◆ GOAL ◆
Copy each line of the entries beneath that contains the word "name".

#####

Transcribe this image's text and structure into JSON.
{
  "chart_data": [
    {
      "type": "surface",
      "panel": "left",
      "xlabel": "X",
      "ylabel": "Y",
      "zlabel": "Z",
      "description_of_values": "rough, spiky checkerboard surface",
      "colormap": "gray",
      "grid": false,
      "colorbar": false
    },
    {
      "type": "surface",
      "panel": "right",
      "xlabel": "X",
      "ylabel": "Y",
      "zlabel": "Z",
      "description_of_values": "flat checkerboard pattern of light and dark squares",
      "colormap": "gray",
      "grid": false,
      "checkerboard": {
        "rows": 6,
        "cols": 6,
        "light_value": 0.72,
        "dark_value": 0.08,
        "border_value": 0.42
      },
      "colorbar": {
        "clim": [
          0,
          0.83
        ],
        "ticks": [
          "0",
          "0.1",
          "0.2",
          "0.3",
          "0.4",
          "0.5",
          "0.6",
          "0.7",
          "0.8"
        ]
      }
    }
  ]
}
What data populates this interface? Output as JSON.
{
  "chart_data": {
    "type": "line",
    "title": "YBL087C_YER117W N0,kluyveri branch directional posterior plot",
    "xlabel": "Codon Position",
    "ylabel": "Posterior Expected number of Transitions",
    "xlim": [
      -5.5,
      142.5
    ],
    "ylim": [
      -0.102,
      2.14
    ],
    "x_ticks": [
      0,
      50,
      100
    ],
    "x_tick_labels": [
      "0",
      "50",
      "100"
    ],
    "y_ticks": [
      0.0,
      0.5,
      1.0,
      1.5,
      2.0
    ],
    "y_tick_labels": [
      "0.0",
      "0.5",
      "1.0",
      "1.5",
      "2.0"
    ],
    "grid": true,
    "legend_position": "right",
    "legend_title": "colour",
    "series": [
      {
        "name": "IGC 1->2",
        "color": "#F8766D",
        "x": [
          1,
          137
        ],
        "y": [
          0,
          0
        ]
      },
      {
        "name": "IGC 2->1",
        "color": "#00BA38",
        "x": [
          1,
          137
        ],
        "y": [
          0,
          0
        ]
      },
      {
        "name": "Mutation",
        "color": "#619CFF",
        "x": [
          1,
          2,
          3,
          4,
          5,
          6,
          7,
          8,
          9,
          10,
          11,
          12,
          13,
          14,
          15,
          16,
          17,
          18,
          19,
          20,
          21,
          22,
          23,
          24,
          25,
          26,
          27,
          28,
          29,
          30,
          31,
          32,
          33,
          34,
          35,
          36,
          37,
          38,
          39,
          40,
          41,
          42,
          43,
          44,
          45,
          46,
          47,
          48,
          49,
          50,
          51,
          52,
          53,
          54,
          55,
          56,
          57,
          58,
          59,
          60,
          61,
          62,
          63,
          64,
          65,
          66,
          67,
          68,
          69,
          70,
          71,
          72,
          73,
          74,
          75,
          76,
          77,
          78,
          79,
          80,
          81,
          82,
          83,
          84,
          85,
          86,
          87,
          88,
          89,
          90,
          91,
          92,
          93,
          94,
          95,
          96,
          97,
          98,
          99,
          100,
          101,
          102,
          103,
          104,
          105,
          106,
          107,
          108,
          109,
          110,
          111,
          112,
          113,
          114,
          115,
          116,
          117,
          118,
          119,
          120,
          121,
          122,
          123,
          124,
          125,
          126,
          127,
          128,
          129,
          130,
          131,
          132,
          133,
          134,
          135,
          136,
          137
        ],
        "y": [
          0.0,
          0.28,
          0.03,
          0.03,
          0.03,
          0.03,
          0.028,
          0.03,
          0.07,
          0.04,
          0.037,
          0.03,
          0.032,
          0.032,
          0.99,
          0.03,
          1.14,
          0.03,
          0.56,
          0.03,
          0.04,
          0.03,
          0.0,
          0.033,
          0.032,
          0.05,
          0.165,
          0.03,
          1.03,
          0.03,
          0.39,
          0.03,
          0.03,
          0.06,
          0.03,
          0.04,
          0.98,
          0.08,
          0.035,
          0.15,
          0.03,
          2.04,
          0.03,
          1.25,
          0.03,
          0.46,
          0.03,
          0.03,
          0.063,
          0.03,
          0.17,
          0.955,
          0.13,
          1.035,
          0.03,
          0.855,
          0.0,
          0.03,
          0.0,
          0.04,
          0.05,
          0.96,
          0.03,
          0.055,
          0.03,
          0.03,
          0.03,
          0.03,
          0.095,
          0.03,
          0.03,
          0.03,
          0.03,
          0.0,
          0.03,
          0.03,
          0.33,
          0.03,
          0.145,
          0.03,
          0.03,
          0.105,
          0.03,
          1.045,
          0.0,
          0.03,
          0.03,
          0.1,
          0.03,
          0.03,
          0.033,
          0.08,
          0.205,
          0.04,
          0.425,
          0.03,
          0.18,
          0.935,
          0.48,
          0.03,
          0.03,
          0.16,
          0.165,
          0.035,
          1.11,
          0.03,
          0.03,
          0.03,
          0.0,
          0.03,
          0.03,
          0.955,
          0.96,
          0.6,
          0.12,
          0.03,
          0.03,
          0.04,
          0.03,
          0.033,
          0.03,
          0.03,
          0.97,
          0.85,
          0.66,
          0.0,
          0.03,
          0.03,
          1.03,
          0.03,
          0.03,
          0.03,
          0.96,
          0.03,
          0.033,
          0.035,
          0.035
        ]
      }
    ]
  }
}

#####

◆ THE ANSWER ◆
        "name": "IGC 1->2",
        "name": "IGC 2->1",
        "name": "Mutation",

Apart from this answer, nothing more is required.